::: Provided material :::
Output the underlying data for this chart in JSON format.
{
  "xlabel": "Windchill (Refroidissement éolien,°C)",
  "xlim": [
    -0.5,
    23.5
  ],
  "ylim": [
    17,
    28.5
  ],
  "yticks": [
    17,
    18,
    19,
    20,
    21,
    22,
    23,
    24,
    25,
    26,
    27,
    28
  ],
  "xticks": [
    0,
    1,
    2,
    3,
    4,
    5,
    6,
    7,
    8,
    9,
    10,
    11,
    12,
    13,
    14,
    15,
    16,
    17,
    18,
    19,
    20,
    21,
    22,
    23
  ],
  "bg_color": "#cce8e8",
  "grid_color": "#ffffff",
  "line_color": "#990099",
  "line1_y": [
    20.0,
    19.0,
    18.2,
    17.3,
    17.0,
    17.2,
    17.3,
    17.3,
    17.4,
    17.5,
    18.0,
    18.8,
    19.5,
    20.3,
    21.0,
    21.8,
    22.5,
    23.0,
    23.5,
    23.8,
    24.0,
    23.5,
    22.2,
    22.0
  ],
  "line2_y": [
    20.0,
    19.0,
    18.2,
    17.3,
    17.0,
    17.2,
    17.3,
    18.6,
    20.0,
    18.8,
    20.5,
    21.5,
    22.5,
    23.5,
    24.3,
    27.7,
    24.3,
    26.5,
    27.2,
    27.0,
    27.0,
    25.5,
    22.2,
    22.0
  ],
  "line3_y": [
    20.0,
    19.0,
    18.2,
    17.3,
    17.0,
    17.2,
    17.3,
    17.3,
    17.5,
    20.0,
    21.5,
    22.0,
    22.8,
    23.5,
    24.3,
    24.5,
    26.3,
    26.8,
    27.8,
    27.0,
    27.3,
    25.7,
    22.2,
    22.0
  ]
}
:::
::: Provided material :::
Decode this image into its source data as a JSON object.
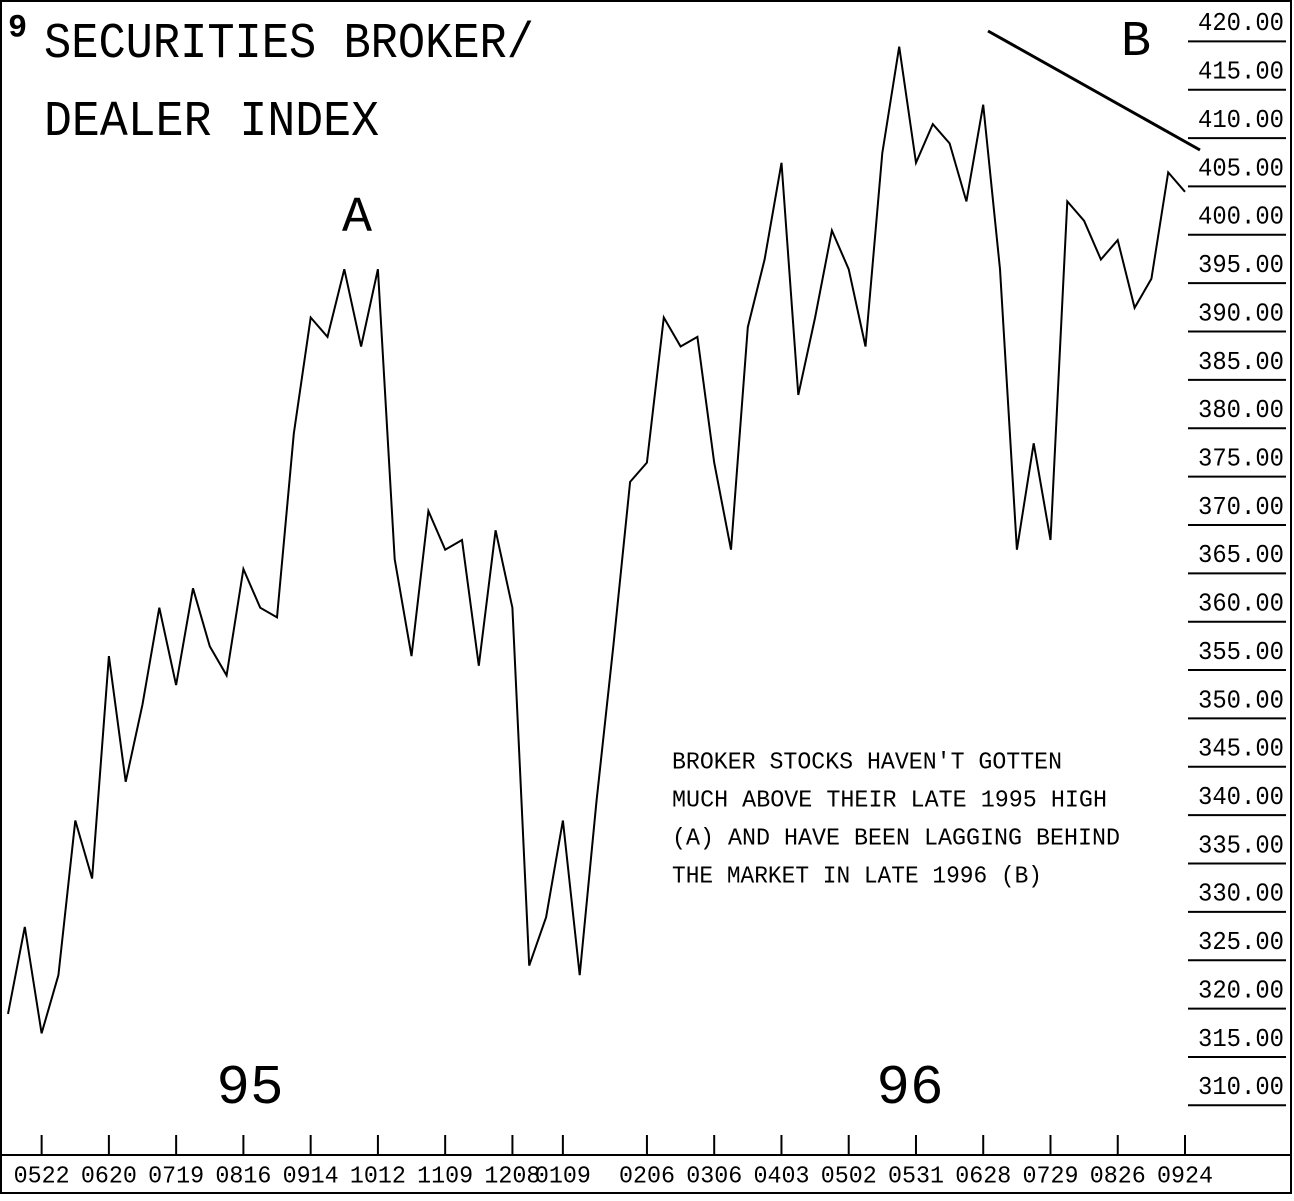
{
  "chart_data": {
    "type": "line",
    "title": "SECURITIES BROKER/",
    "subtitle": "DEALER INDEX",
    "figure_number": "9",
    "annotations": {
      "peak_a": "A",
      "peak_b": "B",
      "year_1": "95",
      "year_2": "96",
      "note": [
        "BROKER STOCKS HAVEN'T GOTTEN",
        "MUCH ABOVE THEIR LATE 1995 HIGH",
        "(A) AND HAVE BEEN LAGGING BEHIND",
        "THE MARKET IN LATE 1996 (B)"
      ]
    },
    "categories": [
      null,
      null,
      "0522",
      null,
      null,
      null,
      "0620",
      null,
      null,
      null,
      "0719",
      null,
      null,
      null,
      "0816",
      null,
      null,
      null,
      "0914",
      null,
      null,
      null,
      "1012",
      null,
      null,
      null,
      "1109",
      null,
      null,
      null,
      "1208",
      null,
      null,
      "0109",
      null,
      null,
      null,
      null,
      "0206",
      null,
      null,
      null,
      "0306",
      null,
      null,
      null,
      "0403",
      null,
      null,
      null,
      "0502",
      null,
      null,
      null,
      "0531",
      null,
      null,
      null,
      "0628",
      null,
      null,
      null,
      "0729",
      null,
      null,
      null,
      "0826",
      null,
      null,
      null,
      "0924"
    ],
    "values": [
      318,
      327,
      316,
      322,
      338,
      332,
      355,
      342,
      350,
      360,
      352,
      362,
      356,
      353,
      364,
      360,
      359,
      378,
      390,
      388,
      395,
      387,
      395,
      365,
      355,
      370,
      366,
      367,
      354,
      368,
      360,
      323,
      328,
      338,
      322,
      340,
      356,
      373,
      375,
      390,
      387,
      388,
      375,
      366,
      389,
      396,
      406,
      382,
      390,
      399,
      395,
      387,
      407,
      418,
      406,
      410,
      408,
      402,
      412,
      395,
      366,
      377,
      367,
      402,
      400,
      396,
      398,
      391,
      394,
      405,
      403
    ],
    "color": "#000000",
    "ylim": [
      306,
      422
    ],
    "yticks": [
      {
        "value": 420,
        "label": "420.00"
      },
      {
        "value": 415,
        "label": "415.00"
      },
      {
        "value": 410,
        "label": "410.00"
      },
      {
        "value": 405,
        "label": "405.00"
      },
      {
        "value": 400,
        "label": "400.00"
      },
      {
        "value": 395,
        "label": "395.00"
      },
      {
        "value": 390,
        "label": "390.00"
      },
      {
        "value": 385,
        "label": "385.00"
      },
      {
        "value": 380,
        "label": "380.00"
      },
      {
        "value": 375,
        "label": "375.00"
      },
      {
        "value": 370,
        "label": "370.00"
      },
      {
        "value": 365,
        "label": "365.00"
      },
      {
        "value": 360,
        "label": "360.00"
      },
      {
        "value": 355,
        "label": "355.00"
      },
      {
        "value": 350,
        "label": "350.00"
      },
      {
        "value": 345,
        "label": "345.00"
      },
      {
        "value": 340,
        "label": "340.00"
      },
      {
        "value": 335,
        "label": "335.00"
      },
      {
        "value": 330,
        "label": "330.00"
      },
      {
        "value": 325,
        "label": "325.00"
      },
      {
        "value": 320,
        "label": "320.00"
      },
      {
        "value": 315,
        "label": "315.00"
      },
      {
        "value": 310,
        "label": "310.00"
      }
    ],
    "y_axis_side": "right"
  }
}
:::
> Stated exercise
Return every line holding the word "JSON" from the records.

> Written response
Output the underlying data for this chart in JSON format.
Decode this image into its source data as a JSON object.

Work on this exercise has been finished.